Check every line in the records below for the word "this" and report how many have it, nothing more.
━━━ Information given ━━━
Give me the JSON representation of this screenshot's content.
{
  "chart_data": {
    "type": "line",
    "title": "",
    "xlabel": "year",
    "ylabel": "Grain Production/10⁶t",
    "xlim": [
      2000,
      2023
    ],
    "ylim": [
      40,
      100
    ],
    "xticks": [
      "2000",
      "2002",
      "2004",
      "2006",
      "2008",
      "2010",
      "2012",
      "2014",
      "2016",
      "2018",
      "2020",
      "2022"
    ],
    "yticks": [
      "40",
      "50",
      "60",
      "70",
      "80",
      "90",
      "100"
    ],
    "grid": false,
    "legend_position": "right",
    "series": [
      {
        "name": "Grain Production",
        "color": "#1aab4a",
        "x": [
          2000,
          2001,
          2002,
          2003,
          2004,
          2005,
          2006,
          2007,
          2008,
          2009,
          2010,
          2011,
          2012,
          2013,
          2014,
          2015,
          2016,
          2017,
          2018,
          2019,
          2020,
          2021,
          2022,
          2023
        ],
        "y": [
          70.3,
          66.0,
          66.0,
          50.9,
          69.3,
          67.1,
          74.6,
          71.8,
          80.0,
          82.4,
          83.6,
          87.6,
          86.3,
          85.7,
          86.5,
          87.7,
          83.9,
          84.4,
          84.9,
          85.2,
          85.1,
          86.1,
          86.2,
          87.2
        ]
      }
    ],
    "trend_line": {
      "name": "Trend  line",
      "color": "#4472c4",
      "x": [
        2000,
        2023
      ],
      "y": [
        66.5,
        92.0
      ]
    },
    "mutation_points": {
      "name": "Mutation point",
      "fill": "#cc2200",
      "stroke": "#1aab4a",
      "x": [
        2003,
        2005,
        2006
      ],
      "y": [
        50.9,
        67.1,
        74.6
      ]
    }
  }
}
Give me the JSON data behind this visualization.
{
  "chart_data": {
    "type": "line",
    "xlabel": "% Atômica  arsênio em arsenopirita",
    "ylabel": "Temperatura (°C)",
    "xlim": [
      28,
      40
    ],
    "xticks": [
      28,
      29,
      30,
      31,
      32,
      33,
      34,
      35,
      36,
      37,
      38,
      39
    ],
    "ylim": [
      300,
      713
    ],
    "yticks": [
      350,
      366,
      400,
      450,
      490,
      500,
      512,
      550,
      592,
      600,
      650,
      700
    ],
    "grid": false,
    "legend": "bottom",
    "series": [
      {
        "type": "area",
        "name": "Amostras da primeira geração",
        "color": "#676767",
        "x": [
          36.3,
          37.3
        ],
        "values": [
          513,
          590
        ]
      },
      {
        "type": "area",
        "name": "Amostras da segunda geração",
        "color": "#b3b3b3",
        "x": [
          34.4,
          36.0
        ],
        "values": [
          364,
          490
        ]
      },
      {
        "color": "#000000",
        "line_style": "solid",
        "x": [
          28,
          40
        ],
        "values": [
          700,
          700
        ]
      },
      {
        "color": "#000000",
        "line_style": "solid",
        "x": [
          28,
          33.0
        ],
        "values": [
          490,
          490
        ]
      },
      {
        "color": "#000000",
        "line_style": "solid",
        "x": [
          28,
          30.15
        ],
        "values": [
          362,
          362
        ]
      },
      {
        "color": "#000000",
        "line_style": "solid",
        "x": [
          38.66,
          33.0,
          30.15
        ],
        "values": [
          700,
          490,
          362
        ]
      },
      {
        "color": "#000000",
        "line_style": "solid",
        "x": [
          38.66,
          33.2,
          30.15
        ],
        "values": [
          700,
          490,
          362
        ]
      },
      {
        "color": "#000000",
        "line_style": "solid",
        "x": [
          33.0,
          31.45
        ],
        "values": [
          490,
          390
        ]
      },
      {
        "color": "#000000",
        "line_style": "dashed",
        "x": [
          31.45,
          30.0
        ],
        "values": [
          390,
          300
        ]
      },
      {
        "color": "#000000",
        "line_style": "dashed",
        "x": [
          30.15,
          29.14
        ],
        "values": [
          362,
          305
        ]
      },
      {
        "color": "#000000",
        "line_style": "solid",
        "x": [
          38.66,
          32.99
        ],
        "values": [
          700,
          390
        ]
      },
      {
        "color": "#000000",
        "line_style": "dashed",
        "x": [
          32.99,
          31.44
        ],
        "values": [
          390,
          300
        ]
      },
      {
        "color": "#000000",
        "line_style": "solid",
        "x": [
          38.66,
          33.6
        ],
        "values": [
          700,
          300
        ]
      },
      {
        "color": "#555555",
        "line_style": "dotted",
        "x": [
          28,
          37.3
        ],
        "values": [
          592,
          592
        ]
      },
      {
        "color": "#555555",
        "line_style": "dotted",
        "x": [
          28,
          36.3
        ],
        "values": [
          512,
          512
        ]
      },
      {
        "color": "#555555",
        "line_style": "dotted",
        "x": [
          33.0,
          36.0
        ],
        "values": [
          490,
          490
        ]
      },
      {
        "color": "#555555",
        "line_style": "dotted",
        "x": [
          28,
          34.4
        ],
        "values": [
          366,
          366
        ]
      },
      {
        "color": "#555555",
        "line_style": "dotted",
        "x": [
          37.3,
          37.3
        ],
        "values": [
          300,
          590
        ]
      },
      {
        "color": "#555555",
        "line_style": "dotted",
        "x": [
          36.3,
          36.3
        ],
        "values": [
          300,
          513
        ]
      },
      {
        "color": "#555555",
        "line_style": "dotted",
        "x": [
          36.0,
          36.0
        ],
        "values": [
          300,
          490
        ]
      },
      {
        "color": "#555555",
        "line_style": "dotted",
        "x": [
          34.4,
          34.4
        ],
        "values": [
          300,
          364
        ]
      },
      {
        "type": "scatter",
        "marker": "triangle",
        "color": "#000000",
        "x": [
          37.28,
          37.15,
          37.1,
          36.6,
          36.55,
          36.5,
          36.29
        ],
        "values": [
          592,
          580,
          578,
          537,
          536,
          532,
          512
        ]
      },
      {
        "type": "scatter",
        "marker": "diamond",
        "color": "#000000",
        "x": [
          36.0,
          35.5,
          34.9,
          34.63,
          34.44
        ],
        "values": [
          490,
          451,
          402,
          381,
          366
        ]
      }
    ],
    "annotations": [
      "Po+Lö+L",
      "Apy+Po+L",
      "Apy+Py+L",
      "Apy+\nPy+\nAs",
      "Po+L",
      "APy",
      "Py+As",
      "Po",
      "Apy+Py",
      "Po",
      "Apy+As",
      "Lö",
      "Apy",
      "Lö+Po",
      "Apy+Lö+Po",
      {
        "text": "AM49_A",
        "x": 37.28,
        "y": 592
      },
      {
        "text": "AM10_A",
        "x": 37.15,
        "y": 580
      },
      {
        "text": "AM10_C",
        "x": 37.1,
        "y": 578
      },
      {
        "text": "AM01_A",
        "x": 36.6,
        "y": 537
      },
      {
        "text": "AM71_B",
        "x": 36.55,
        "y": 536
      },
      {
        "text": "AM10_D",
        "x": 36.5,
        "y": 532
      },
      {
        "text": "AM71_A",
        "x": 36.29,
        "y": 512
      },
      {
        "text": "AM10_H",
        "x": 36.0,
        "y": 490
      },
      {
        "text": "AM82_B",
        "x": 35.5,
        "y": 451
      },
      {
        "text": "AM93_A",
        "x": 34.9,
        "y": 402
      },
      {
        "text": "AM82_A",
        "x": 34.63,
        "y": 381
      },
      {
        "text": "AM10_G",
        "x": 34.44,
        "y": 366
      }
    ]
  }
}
━━━
Exercise answer | 2